• _WHAT IS REQUIRED_
Every line that contains "Lorenz" counts once; give the total number of such lines, with no other words.

A run of records
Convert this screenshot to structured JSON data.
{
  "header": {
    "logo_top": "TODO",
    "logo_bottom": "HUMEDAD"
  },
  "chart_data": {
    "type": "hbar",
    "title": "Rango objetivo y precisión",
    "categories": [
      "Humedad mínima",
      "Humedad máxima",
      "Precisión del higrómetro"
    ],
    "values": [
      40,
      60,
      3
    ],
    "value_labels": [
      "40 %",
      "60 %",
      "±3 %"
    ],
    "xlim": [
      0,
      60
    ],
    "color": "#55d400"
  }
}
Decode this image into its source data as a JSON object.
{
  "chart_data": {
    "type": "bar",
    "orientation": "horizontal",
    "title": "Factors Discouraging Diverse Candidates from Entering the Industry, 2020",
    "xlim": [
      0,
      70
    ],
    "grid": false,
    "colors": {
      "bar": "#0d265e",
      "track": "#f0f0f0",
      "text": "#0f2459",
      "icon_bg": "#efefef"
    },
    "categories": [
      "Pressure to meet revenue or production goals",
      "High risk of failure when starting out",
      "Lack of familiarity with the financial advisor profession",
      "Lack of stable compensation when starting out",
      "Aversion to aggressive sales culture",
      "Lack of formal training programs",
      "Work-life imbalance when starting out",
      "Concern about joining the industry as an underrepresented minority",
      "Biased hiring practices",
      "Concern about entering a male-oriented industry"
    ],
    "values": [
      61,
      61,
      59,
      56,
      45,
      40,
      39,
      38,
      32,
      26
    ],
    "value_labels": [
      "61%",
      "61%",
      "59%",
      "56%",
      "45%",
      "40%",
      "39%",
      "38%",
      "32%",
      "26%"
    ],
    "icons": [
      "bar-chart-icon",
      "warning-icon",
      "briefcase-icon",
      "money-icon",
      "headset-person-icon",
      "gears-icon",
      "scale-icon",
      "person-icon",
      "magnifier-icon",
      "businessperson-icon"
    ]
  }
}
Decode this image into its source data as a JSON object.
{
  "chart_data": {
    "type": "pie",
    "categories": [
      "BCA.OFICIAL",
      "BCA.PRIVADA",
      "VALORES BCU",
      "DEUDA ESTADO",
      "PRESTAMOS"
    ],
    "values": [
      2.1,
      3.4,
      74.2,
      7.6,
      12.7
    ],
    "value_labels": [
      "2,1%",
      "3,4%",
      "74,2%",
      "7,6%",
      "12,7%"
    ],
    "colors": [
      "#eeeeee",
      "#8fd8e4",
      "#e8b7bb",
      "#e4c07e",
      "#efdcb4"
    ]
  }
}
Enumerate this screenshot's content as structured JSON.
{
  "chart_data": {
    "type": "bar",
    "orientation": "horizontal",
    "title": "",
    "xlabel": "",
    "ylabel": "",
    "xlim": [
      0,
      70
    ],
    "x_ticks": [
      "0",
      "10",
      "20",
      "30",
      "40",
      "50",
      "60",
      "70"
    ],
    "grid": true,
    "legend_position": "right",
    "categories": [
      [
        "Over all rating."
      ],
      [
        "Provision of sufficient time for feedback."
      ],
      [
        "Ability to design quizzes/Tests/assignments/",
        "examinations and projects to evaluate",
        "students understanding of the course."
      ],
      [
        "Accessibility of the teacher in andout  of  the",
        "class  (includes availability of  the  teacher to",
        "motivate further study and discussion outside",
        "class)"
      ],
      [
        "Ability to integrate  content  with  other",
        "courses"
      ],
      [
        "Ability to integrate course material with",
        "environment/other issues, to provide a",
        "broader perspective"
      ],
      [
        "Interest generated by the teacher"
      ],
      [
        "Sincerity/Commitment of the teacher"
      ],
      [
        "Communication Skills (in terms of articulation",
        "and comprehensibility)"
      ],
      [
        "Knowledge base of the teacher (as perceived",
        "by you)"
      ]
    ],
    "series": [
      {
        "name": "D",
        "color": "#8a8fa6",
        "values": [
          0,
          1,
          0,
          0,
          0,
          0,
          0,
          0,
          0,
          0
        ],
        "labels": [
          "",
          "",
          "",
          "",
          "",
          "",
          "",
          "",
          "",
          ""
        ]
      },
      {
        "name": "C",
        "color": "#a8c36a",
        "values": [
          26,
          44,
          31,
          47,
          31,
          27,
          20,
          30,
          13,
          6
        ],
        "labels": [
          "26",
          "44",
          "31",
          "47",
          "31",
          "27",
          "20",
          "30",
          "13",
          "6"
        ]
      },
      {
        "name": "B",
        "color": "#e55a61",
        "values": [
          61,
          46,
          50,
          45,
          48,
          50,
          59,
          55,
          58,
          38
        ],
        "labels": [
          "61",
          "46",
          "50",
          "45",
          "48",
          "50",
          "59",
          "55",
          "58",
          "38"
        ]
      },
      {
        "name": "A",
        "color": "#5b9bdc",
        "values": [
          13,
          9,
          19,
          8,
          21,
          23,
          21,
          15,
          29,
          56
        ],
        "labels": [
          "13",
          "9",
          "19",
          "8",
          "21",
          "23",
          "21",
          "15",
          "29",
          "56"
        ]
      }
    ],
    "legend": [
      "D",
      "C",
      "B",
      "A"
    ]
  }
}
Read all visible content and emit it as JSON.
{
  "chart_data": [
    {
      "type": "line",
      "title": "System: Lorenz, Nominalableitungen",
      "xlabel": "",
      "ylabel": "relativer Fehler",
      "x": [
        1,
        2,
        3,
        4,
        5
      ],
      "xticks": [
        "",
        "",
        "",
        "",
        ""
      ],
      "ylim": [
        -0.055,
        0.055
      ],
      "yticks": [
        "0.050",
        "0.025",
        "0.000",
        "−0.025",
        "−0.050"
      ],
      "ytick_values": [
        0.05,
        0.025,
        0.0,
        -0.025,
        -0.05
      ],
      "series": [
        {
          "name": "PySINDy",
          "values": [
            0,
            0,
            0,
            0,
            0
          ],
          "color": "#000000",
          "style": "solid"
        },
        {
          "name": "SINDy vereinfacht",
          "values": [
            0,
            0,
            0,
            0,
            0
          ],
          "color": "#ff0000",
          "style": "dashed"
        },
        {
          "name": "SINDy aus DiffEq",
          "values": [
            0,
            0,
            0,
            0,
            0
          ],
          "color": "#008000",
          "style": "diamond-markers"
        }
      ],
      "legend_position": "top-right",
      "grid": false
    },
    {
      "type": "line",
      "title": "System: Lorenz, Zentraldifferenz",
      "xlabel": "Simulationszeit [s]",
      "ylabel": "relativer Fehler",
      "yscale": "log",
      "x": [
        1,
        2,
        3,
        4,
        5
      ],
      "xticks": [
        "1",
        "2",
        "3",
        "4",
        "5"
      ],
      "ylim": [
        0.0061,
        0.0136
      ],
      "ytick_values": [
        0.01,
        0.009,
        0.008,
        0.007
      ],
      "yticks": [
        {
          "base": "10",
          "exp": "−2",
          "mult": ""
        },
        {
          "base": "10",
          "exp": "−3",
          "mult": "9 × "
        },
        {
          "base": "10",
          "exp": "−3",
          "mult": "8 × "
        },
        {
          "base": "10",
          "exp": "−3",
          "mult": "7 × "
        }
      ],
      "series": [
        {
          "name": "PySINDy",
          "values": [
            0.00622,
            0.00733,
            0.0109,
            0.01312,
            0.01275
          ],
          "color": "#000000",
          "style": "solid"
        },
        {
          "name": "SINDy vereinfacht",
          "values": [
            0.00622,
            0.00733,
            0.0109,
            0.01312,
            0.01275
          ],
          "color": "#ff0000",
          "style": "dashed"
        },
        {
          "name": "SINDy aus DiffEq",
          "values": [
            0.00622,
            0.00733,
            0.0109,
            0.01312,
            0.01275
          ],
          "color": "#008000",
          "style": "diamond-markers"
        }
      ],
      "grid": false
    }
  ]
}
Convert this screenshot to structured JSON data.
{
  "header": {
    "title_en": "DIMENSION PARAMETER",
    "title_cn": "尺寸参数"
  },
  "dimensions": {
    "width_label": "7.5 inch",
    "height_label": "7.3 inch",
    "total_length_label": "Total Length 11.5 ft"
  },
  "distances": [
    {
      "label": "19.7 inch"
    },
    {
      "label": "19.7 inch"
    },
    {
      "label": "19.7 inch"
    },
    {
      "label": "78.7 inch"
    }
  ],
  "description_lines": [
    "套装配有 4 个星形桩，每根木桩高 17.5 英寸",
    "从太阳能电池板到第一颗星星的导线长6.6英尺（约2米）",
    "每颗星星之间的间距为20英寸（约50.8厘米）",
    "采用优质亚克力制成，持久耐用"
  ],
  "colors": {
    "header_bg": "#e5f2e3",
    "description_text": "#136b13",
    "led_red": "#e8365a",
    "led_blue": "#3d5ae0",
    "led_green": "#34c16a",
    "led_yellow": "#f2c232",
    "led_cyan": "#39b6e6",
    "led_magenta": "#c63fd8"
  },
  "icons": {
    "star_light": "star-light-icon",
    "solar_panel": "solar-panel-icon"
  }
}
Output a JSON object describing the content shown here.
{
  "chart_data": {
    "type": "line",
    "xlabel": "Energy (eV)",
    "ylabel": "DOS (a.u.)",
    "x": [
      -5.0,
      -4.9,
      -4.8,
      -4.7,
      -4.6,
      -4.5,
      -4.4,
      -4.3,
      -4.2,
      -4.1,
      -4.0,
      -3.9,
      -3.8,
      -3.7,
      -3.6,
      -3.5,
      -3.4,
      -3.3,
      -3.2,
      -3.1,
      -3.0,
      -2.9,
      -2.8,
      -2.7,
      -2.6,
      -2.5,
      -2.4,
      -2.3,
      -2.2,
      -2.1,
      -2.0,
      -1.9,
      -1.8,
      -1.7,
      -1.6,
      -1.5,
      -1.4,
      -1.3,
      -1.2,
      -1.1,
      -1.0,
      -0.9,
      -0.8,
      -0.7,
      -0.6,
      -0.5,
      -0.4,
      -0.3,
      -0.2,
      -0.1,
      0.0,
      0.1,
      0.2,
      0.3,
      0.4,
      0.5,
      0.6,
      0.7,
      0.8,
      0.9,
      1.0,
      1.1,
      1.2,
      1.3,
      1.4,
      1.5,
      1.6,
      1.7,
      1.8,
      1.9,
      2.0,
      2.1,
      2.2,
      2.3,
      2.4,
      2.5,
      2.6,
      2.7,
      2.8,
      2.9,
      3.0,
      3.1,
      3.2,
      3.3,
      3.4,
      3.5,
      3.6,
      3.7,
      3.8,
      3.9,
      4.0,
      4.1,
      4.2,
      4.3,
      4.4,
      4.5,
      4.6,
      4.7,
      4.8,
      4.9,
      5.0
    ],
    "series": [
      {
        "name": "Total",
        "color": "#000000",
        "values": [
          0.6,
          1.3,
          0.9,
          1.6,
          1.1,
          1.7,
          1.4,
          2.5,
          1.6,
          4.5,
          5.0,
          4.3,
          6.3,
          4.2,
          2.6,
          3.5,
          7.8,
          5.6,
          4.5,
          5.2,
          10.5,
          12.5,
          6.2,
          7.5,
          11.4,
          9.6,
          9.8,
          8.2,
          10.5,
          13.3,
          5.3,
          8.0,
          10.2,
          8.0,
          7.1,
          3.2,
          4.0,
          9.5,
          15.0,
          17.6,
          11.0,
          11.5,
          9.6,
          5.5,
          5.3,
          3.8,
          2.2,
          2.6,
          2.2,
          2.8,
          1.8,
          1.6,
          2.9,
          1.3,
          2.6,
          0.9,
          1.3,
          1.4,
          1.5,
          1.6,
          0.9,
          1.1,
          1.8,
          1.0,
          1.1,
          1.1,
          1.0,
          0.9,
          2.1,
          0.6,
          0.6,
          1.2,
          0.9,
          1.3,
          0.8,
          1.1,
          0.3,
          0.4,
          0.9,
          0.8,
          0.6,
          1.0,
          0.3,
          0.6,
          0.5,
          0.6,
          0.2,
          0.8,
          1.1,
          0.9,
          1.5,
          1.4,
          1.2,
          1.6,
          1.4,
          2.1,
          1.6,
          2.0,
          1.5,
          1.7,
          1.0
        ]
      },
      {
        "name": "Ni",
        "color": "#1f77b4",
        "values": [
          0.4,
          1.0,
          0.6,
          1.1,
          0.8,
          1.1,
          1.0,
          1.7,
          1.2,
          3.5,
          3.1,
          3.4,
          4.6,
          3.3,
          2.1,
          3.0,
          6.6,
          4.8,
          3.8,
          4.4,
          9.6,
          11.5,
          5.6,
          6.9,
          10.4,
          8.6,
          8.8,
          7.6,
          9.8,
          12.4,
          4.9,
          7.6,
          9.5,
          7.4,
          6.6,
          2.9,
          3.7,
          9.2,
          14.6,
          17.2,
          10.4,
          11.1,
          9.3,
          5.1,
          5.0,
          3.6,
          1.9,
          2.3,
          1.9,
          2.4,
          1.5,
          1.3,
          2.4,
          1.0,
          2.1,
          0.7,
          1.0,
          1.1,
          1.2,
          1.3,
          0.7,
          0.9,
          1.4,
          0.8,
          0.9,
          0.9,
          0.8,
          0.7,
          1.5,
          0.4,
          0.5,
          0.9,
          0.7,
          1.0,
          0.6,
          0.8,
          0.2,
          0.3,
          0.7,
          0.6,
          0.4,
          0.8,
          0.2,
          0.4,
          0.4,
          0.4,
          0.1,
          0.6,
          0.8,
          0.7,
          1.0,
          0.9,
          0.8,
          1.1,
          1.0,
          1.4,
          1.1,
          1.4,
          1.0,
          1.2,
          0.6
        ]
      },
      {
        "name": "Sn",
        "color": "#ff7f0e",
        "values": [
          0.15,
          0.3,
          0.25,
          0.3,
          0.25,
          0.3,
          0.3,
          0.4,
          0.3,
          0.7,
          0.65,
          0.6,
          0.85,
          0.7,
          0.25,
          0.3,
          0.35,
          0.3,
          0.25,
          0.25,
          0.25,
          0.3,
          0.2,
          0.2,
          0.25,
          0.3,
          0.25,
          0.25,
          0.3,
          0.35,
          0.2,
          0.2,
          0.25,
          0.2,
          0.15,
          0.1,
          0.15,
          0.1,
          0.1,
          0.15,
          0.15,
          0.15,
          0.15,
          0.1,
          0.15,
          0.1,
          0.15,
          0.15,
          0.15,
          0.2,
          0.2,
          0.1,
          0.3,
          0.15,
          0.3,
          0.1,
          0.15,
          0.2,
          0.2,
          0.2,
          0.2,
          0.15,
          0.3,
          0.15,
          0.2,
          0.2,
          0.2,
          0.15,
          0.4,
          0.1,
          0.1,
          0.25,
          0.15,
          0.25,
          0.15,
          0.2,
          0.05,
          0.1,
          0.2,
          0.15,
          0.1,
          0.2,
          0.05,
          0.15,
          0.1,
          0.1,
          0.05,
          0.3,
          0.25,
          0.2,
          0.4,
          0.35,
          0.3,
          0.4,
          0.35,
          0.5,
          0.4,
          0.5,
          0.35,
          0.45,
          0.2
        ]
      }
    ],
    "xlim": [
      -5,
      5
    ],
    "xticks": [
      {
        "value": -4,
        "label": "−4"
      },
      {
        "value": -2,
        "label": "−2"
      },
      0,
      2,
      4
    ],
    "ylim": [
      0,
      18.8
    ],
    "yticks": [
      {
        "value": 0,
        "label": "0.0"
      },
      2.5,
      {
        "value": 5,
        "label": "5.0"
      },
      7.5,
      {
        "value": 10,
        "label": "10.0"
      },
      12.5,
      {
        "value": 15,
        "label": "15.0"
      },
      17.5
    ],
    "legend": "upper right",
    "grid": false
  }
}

• _PROBLEM SOLUTION_
2